■ GIVEN TEXT ■
Ahaziah was twenty-two years old when he became king and he reigned for one year in Jerusalem. His mother was Athaliah, the granddaughter of King Omri of Israel. (2 Kings 8:26 NIV)

According to Second Kings, Ahaziah was twenty-two when he became king. However, his age is given as forty-two in Chronicles. It says:

Forty and two years old was Ahaziah when he began to reign, and he reigned one year in Jerusalem. His mother’s name also was Athaliah the daughter of Omri? (2 Chronicles 22:2 KJV)

Which of these is correct? Was he twenty-two or forty-two when he began to reign?

It should be noted that the Septuagint, the Greek translation of the Hebrew Old Testament, as well as certain Syriac manuscripts, read twenty-two here in Chronicles while the traditional Hebrew text says forty-two. This would make the text in Chronicles agree with the text in Kings.

A number of English translations follow the Septuagint and translate it as twenty-two. For example, the New International Version says:

Ahaziah was twenty-two years old when he became king, and he reigned in Jerusalem one year. His mother’s name was Athaliah, a granddaughter of Omri. (2 Chronicles 22:2 NIV)

Thus, there is no contradiction here if the New International Version has the correct reading.

How Many Stalls for Horses Did Solomon Have?

There are other examples. In Second Chronicles, the Bible says that Solomon had four thousand stalls for his horses. In Second Chronicles, we read:

Solomon had four thousand stalls for his chariot horses and twelve thousand horses. He kept them in assigned cities and in Jerusalem. (2 Chronicles 9:25 NIV)

However, in First Kings, it says Solomon had forty thousand stalls for his horses:

And Solomon had forty thousand stalls of horses for his chariots, and twelve thousand horsemen. (1 Kings 4:26 KJV)

The English Standard Version also reads forty thousand in the Book of First Kings:

Solomon also had 40,000 stalls of horses for his chariots, and 12,000 horsemen. (1 Kings 4:26 ESV)

However, some translations read “four thousand” in First Kings. An example of this is the New English Translation. It reads as follows:

Solomon had four thousand stalls for his chariot horses and twelve thousand horses. (1 Kings 4:26 NET)

They do this because some Greek manuscripts read four thousand. With this translation there is no problem.

Other Problem Passages

However, there are a number of discrepancies in some English translations where there is no obvious solution. What do we make of these problems? Are they genuine errors? There are a couple of observations that need to be made.

Copies Are Not the Same as the Original

The solution to this question is simple. Copies of the various portions of Scripture are not the same as the original. A mistake in a copy is not the same as a mistake in the original. A mistake in a copy is a human mistake. If there was a mistake in the original, then it would have been God making that mistake. But God does not make mistakes. The Bible makes this very clear! Therefore, any copy of Scripture is only authoritative to the extent that it accurately reproduces the original. Since we don’t hold any human author responsible for mistakes in copies of an ordinary book, we should not hold God responsible for mistakes in copies of Scripture.

■ RECORD LIST ■
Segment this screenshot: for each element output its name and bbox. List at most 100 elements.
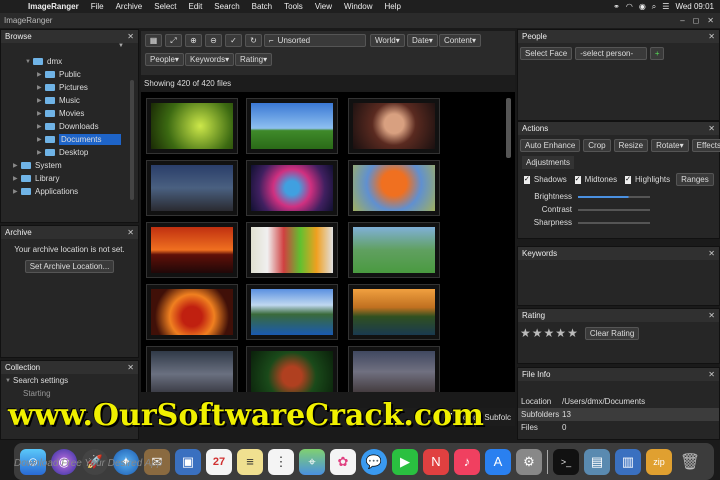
chevron-down-icon[interactable]: ▼ — [1, 43, 138, 53]
world-dropdown[interactable]: World ▾ — [370, 34, 405, 47]
refresh-icon[interactable]: ↻ — [245, 34, 262, 47]
thumbnail[interactable] — [146, 284, 238, 340]
highlights-checkbox[interactable]: ✓ — [625, 175, 632, 184]
search-icon[interactable]: ⌕ — [652, 2, 656, 12]
tree-item-library[interactable]: ▶ Library — [1, 172, 131, 185]
menu-search[interactable]: Search — [208, 2, 245, 11]
search-settings-item[interactable]: ▼ Search settings — [1, 374, 138, 387]
select-face-button[interactable]: Select Face — [520, 47, 573, 60]
thumbnail[interactable] — [246, 284, 338, 340]
photos-icon[interactable]: ✿ — [330, 448, 356, 475]
menu-file[interactable]: File — [85, 2, 110, 11]
thumbnail[interactable] — [348, 346, 440, 392]
star-icon[interactable]: ★ — [532, 326, 543, 340]
zip-icon[interactable]: zip — [646, 448, 672, 475]
date-dropdown[interactable]: Date ▾ — [407, 34, 438, 47]
menu-icon[interactable]: ☰ — [662, 2, 669, 11]
wifi-icon[interactable]: ◠ — [626, 2, 633, 11]
people-dropdown[interactable]: People ▾ — [145, 53, 184, 66]
tree-item-applications[interactable]: ▶ Applications — [1, 185, 131, 198]
menu-window[interactable]: Window — [338, 2, 378, 11]
tree-item-pictures[interactable]: ▶ Pictures — [1, 81, 131, 94]
crop-button[interactable]: Crop — [583, 139, 611, 152]
shadows-checkbox[interactable]: ✓ — [524, 175, 530, 184]
disclosure-icon[interactable]: ▶ — [37, 149, 45, 156]
calendar-icon[interactable]: 27 — [206, 448, 232, 475]
disclosure-icon[interactable]: ▶ — [37, 123, 45, 130]
disclosure-icon[interactable]: ▶ — [37, 136, 45, 143]
close-icon[interactable]: ✕ — [127, 363, 134, 372]
rating-dropdown[interactable]: Rating ▾ — [235, 53, 273, 66]
midtones-checkbox[interactable]: ✓ — [574, 175, 581, 184]
menu-view[interactable]: View — [309, 2, 338, 11]
maximize-icon[interactable]: ◻ — [693, 16, 700, 25]
close-icon[interactable]: ✕ — [708, 124, 715, 133]
tree-item-dmx[interactable]: ▼ dmx — [1, 55, 131, 68]
keywords-dropdown[interactable]: Keywords ▾ — [185, 53, 235, 66]
thumbnail[interactable] — [146, 98, 238, 154]
thumbnail[interactable] — [348, 98, 440, 154]
link-icon[interactable]: ⚭ — [613, 2, 620, 11]
menu-select[interactable]: Select — [148, 2, 182, 11]
menu-batch[interactable]: Batch — [246, 2, 278, 11]
ranges-button[interactable]: Ranges — [676, 173, 714, 186]
thumbnail[interactable] — [146, 346, 238, 392]
clear-rating-button[interactable]: Clear Rating — [584, 326, 640, 340]
tree-item-movies[interactable]: ▶ Movies — [1, 107, 131, 120]
adjustments-tab[interactable]: Adjustments — [522, 156, 575, 169]
star-icon[interactable]: ★ — [520, 326, 531, 340]
app-store-icon[interactable]: A — [485, 448, 511, 475]
menu-tools[interactable]: Tools — [278, 2, 309, 11]
close-icon[interactable]: ✕ — [708, 32, 715, 41]
menu-archive[interactable]: Archive — [110, 2, 149, 11]
filter-dropdown[interactable]: ⌐ Unsorted — [264, 34, 366, 47]
menu-app[interactable]: ImageRanger — [22, 2, 85, 11]
close-icon[interactable]: ✕ — [127, 32, 134, 41]
reminders-icon[interactable]: ⋮ — [268, 448, 294, 475]
sharpness-slider[interactable] — [578, 221, 650, 224]
rotate-dropdown[interactable]: Rotate ▾ — [651, 139, 689, 152]
trash-icon[interactable]: 🗑 — [677, 449, 703, 475]
thumbnail[interactable] — [348, 284, 440, 340]
music-icon[interactable]: ♪ — [454, 448, 480, 475]
set-archive-location-button[interactable]: Set Archive Location... — [24, 260, 115, 273]
contrast-slider[interactable] — [578, 208, 650, 211]
thumbnail[interactable] — [146, 160, 238, 216]
fit-icon[interactable]: ⤢ — [165, 34, 182, 47]
brightness-slider[interactable] — [578, 195, 650, 198]
thumbnail[interactable] — [246, 160, 338, 216]
auto-enhance-button[interactable]: Auto Enhance — [520, 139, 581, 152]
tree-item-desktop[interactable]: ▶ Desktop — [1, 146, 131, 159]
thumbnail[interactable] — [246, 346, 338, 392]
tree-item-downloads[interactable]: ▶ Downloads — [1, 120, 131, 133]
content-dropdown[interactable]: Content ▾ — [439, 34, 482, 47]
contacts-icon[interactable]: ▣ — [175, 448, 201, 475]
star-icon[interactable]: ★ — [555, 326, 566, 340]
star-icon[interactable]: ★ — [567, 326, 578, 340]
thumbnail[interactable] — [246, 98, 338, 154]
effects-dropdown[interactable]: Effects▾ — [691, 139, 720, 152]
scrollbar[interactable] — [506, 98, 511, 158]
grid-view-icon[interactable]: ▦ — [145, 34, 162, 47]
imageranger-icon[interactable]: ▤ — [584, 448, 610, 475]
disclosure-icon[interactable]: ▶ — [37, 110, 45, 117]
news-icon[interactable]: N — [423, 448, 449, 475]
folder-stack-icon[interactable]: ▥ — [615, 448, 641, 475]
maps-icon[interactable]: ⌖ — [299, 448, 325, 475]
clock[interactable]: Wed 09:01 — [675, 2, 714, 11]
disclosure-icon[interactable]: ▶ — [37, 97, 45, 104]
thumbnail[interactable] — [246, 222, 338, 278]
check-icon[interactable]: ✓ — [225, 34, 242, 47]
disclosure-icon[interactable]: ▶ — [37, 84, 45, 91]
close-icon[interactable]: ✕ — [707, 16, 714, 25]
close-icon[interactable]: ✕ — [708, 249, 715, 258]
thumbnail[interactable] — [146, 222, 238, 278]
zoom-out-icon[interactable]: ⊖ — [205, 34, 222, 47]
disclosure-open-icon[interactable]: ▼ — [25, 59, 33, 65]
disclosure-icon[interactable]: ▶ — [13, 162, 21, 169]
zoom-in-icon[interactable]: ⊕ — [185, 34, 202, 47]
close-icon[interactable]: ✕ — [127, 228, 134, 237]
star-icon[interactable]: ★ — [544, 326, 555, 340]
tree-item-public[interactable]: ▶ Public — [1, 68, 131, 81]
facetime-icon[interactable]: ▶ — [392, 448, 418, 475]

■ WHAT YOU WILL DO ■
1. In the text on Bible discrepancies, which translation is given as an example of one that reads "four thousand" in First Kings?
2. Output the lines of the records from the line containing "chevron-down-icon[interactable]: ▼ —" through the line containing "menu-search[interactable]: Search —", both included.
The text and the records are unrelated pieces of material.

■ ANSWERS FOR THIS EXERCISE ■
1. The New English Translation.

2.
chevron-down-icon[interactable]: ▼ — [1, 43, 138, 53]
world-dropdown[interactable]: World ▾ — [370, 34, 405, 47]
refresh-icon[interactable]: ↻ — [245, 34, 262, 47]
thumbnail[interactable] — [146, 284, 238, 340]
highlights-checkbox[interactable]: ✓ — [625, 175, 632, 184]
search-icon[interactable]: ⌕ — [652, 2, 656, 12]
tree-item-library[interactable]: ▶ Library — [1, 172, 131, 185]
menu-search[interactable]: Search — [208, 2, 245, 11]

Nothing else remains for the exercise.